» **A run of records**

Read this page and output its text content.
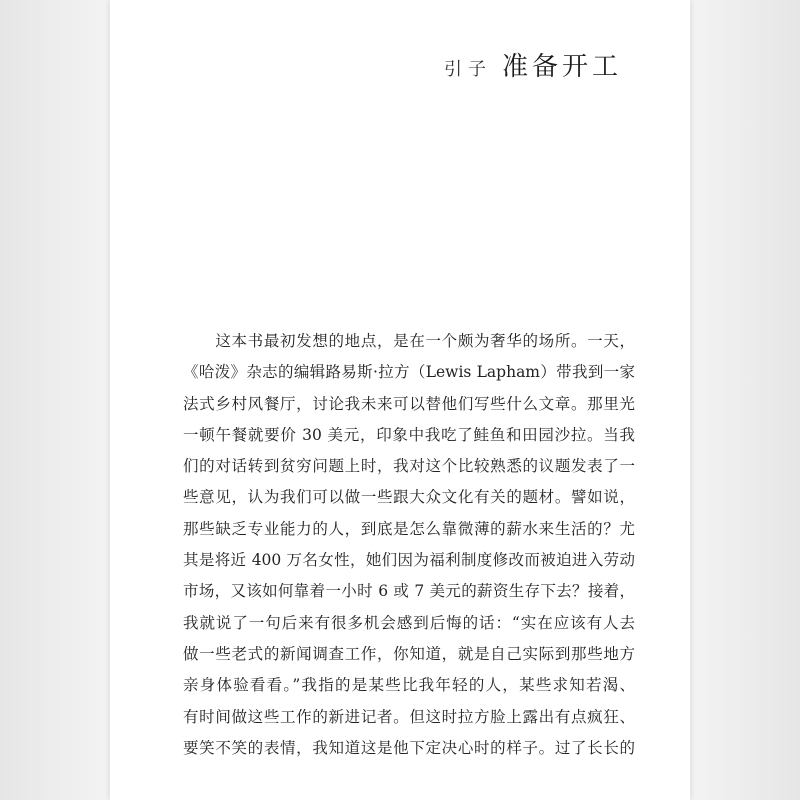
引子 准备开工
　　这本书最初发想的地点，是在一个颇为奢华的场所。一天，
《哈泼》杂志的编辑路易斯·拉方（Lewis Lapham）带我到一家
法式乡村风餐厅，讨论我未来可以替他们写些什么文章。那里光
一顿午餐就要价 30 美元，印象中我吃了鲑鱼和田园沙拉。当我
们的对话转到贫穷问题上时，我对这个比较熟悉的议题发表了一
些意见，认为我们可以做一些跟大众文化有关的题材。譬如说，
那些缺乏专业能力的人，到底是怎么靠微薄的薪水来生活的？尤
其是将近 400 万名女性，她们因为福利制度修改而被迫进入劳动
市场，又该如何靠着一小时 6 或 7 美元的薪资生存下去？接着，
我就说了一句后来有很多机会感到后悔的话：“实在应该有人去
做一些老式的新闻调查工作，你知道，就是自己实际到那些地方
亲身体验看看。”我指的是某些比我年轻的人，某些求知若渴、
有时间做这些工作的新进记者。但这时拉方脸上露出有点疯狂、
要笑不笑的表情，我知道这是他下定决心时的样子。过了长长的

» **STATED GOAL**
Quote the material exactly. Pictures stay out.

» **THE OUTPUT**
Read this page and output its text content.
引子 准备开工
　　这本书最初发想的地点，是在一个颇为奢华的场所。一天，
《哈泼》杂志的编辑路易斯·拉方（Lewis Lapham）带我到一家
法式乡村风餐厅，讨论我未来可以替他们写些什么文章。那里光
一顿午餐就要价 30 美元，印象中我吃了鲑鱼和田园沙拉。当我
们的对话转到贫穷问题上时，我对这个比较熟悉的议题发表了一
些意见，认为我们可以做一些跟大众文化有关的题材。譬如说，
那些缺乏专业能力的人，到底是怎么靠微薄的薪水来生活的？尤
其是将近 400 万名女性，她们因为福利制度修改而被迫进入劳动
市场，又该如何靠着一小时 6 或 7 美元的薪资生存下去？接着，
我就说了一句后来有很多机会感到后悔的话：“实在应该有人去
做一些老式的新闻调查工作，你知道，就是自己实际到那些地方
亲身体验看看。”我指的是某些比我年轻的人，某些求知若渴、
有时间做这些工作的新进记者。但这时拉方脸上露出有点疯狂、
要笑不笑的表情，我知道这是他下定决心时的样子。过了长长的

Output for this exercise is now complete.